Do this: Make an exact copy of all the records.

Supplied material:
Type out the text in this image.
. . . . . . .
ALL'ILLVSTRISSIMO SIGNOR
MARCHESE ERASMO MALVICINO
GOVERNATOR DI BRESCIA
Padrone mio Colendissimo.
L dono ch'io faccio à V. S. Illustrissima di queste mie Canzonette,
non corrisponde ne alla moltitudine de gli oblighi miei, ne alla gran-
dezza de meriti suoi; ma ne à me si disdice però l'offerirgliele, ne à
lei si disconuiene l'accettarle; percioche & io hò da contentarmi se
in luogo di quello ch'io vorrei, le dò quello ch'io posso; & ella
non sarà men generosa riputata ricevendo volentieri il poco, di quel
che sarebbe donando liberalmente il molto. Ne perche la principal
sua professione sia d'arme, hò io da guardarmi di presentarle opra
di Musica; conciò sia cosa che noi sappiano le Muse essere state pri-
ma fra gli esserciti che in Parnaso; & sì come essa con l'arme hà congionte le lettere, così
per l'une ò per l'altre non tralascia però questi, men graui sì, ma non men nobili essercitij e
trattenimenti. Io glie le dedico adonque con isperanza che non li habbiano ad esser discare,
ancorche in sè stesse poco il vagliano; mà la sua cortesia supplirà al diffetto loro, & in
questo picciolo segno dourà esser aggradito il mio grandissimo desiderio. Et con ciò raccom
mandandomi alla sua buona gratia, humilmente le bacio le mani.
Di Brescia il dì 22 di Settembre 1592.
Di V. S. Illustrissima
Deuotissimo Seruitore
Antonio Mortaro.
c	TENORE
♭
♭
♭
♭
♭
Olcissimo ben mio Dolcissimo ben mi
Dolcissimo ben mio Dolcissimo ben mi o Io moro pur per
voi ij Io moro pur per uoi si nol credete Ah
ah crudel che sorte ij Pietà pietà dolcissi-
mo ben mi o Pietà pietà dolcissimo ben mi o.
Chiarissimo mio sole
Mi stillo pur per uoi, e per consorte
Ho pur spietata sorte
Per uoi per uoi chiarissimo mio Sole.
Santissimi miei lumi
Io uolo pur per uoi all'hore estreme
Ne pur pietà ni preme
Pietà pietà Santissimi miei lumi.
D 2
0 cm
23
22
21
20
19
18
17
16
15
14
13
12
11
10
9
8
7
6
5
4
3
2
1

Exercise solution:
Type out the text in this image.
. . . . . . .
ALL'ILLVSTRISSIMO SIGNOR
MARCHESE ERASMO MALVICINO
GOVERNATOR DI BRESCIA
Padrone mio Colendissimo.
L dono ch'io faccio à V. S. Illustrissima di queste mie Canzonette,
non corrisponde ne alla moltitudine de gli oblighi miei, ne alla gran-
dezza de meriti suoi; ma ne à me si disdice però l'offerirgliele, ne à
lei si disconuiene l'accettarle; percioche & io hò da contentarmi se
in luogo di quello ch'io vorrei, le dò quello ch'io posso; & ella
non sarà men generosa riputata ricevendo volentieri il poco, di quel
che sarebbe donando liberalmente il molto. Ne perche la principal
sua professione sia d'arme, hò io da guardarmi di presentarle opra
di Musica; conciò sia cosa che noi sappiano le Muse essere state pri-
ma fra gli esserciti che in Parnaso; & sì come essa con l'arme hà congionte le lettere, così
per l'une ò per l'altre non tralascia però questi, men graui sì, ma non men nobili essercitij e
trattenimenti. Io glie le dedico adonque con isperanza che non li habbiano ad esser discare,
ancorche in sè stesse poco il vagliano; mà la sua cortesia supplirà al diffetto loro, & in
questo picciolo segno dourà esser aggradito il mio grandissimo desiderio. Et con ciò raccom
mandandomi alla sua buona gratia, humilmente le bacio le mani.
Di Brescia il dì 22 di Settembre 1592.
Di V. S. Illustrissima
Deuotissimo Seruitore
Antonio Mortaro.
c	TENORE
♭
♭
♭
♭
♭
Olcissimo ben mio Dolcissimo ben mi
Dolcissimo ben mio Dolcissimo ben mi o Io moro pur per
voi ij Io moro pur per uoi si nol credete Ah
ah crudel che sorte ij Pietà pietà dolcissi-
mo ben mi o Pietà pietà dolcissimo ben mi o.
Chiarissimo mio sole
Mi stillo pur per uoi, e per consorte
Ho pur spietata sorte
Per uoi per uoi chiarissimo mio Sole.
Santissimi miei lumi
Io uolo pur per uoi all'hore estreme
Ne pur pietà ni preme
Pietà pietà Santissimi miei lumi.
D 2
0 cm
23
22
21
20
19
18
17
16
15
14
13
12
11
10
9
8
7
6
5
4
3
2
1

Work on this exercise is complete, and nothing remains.